_Records_:
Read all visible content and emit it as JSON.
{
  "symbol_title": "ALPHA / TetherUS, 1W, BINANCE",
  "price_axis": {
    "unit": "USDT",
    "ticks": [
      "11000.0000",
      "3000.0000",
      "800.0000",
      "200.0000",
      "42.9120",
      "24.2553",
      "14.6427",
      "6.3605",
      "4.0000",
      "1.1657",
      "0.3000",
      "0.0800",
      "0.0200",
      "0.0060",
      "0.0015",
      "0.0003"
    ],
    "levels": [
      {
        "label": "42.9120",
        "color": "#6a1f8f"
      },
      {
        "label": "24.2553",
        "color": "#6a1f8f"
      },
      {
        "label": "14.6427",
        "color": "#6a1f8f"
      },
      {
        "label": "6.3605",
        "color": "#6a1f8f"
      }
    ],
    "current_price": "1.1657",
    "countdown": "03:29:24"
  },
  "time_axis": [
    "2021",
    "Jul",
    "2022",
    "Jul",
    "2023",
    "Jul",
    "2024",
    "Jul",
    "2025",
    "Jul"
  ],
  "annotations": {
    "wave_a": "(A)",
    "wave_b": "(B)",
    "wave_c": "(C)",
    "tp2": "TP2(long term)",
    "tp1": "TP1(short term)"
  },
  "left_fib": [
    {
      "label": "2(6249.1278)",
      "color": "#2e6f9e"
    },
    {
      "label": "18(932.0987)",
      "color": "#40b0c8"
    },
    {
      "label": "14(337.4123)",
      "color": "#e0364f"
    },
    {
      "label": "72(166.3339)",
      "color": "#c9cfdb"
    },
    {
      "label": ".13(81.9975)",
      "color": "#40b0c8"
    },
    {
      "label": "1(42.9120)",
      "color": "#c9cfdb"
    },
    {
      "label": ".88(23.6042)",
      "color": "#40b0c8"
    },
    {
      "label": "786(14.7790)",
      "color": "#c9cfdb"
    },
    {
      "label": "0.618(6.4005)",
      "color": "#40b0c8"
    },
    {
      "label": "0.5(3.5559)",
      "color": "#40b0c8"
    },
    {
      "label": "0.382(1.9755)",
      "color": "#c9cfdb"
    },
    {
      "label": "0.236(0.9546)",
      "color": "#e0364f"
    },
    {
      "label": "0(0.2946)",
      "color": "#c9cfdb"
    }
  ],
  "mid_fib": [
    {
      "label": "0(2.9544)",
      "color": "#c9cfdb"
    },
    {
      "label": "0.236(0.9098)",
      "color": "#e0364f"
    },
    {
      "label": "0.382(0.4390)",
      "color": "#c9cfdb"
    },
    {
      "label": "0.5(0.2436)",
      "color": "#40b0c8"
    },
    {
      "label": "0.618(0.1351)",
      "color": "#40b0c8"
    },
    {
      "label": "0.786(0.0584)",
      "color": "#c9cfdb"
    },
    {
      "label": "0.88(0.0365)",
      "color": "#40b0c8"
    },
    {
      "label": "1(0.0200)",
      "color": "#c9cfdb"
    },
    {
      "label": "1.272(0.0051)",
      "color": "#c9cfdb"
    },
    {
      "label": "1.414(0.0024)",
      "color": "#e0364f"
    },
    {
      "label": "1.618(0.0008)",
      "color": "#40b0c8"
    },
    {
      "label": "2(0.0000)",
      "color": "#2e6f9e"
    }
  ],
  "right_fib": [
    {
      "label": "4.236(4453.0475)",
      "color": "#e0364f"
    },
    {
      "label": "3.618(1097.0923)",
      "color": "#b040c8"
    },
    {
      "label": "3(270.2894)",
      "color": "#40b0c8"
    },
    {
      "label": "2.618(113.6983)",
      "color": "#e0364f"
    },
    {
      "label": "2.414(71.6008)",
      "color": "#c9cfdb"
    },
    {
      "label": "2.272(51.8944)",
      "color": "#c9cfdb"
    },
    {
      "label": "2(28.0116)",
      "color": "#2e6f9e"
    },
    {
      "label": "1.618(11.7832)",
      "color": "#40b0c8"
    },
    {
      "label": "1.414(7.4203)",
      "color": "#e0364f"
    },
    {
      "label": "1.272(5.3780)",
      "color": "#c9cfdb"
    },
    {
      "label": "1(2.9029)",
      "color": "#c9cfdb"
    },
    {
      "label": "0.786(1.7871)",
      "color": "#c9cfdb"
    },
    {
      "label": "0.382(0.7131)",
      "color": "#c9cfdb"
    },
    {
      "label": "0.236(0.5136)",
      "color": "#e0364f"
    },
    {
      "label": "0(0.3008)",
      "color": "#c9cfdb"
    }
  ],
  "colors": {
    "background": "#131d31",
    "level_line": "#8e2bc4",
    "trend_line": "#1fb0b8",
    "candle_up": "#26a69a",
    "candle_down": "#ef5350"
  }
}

_Description of the task_:
Retype every entry above, word for word.

_Complete answer_:
Read all visible content and emit it as JSON.
{
  "symbol_title": "ALPHA / TetherUS, 1W, BINANCE",
  "price_axis": {
    "unit": "USDT",
    "ticks": [
      "11000.0000",
      "3000.0000",
      "800.0000",
      "200.0000",
      "42.9120",
      "24.2553",
      "14.6427",
      "6.3605",
      "4.0000",
      "1.1657",
      "0.3000",
      "0.0800",
      "0.0200",
      "0.0060",
      "0.0015",
      "0.0003"
    ],
    "levels": [
      {
        "label": "42.9120",
        "color": "#6a1f8f"
      },
      {
        "label": "24.2553",
        "color": "#6a1f8f"
      },
      {
        "label": "14.6427",
        "color": "#6a1f8f"
      },
      {
        "label": "6.3605",
        "color": "#6a1f8f"
      }
    ],
    "current_price": "1.1657",
    "countdown": "03:29:24"
  },
  "time_axis": [
    "2021",
    "Jul",
    "2022",
    "Jul",
    "2023",
    "Jul",
    "2024",
    "Jul",
    "2025",
    "Jul"
  ],
  "annotations": {
    "wave_a": "(A)",
    "wave_b": "(B)",
    "wave_c": "(C)",
    "tp2": "TP2(long term)",
    "tp1": "TP1(short term)"
  },
  "left_fib": [
    {
      "label": "2(6249.1278)",
      "color": "#2e6f9e"
    },
    {
      "label": "18(932.0987)",
      "color": "#40b0c8"
    },
    {
      "label": "14(337.4123)",
      "color": "#e0364f"
    },
    {
      "label": "72(166.3339)",
      "color": "#c9cfdb"
    },
    {
      "label": ".13(81.9975)",
      "color": "#40b0c8"
    },
    {
      "label": "1(42.9120)",
      "color": "#c9cfdb"
    },
    {
      "label": ".88(23.6042)",
      "color": "#40b0c8"
    },
    {
      "label": "786(14.7790)",
      "color": "#c9cfdb"
    },
    {
      "label": "0.618(6.4005)",
      "color": "#40b0c8"
    },
    {
      "label": "0.5(3.5559)",
      "color": "#40b0c8"
    },
    {
      "label": "0.382(1.9755)",
      "color": "#c9cfdb"
    },
    {
      "label": "0.236(0.9546)",
      "color": "#e0364f"
    },
    {
      "label": "0(0.2946)",
      "color": "#c9cfdb"
    }
  ],
  "mid_fib": [
    {
      "label": "0(2.9544)",
      "color": "#c9cfdb"
    },
    {
      "label": "0.236(0.9098)",
      "color": "#e0364f"
    },
    {
      "label": "0.382(0.4390)",
      "color": "#c9cfdb"
    },
    {
      "label": "0.5(0.2436)",
      "color": "#40b0c8"
    },
    {
      "label": "0.618(0.1351)",
      "color": "#40b0c8"
    },
    {
      "label": "0.786(0.0584)",
      "color": "#c9cfdb"
    },
    {
      "label": "0.88(0.0365)",
      "color": "#40b0c8"
    },
    {
      "label": "1(0.0200)",
      "color": "#c9cfdb"
    },
    {
      "label": "1.272(0.0051)",
      "color": "#c9cfdb"
    },
    {
      "label": "1.414(0.0024)",
      "color": "#e0364f"
    },
    {
      "label": "1.618(0.0008)",
      "color": "#40b0c8"
    },
    {
      "label": "2(0.0000)",
      "color": "#2e6f9e"
    }
  ],
  "right_fib": [
    {
      "label": "4.236(4453.0475)",
      "color": "#e0364f"
    },
    {
      "label": "3.618(1097.0923)",
      "color": "#b040c8"
    },
    {
      "label": "3(270.2894)",
      "color": "#40b0c8"
    },
    {
      "label": "2.618(113.6983)",
      "color": "#e0364f"
    },
    {
      "label": "2.414(71.6008)",
      "color": "#c9cfdb"
    },
    {
      "label": "2.272(51.8944)",
      "color": "#c9cfdb"
    },
    {
      "label": "2(28.0116)",
      "color": "#2e6f9e"
    },
    {
      "label": "1.618(11.7832)",
      "color": "#40b0c8"
    },
    {
      "label": "1.414(7.4203)",
      "color": "#e0364f"
    },
    {
      "label": "1.272(5.3780)",
      "color": "#c9cfdb"
    },
    {
      "label": "1(2.9029)",
      "color": "#c9cfdb"
    },
    {
      "label": "0.786(1.7871)",
      "color": "#c9cfdb"
    },
    {
      "label": "0.382(0.7131)",
      "color": "#c9cfdb"
    },
    {
      "label": "0.236(0.5136)",
      "color": "#e0364f"
    },
    {
      "label": "0(0.3008)",
      "color": "#c9cfdb"
    }
  ],
  "colors": {
    "background": "#131d31",
    "level_line": "#8e2bc4",
    "trend_line": "#1fb0b8",
    "candle_up": "#26a69a",
    "candle_down": "#ef5350"
  }
}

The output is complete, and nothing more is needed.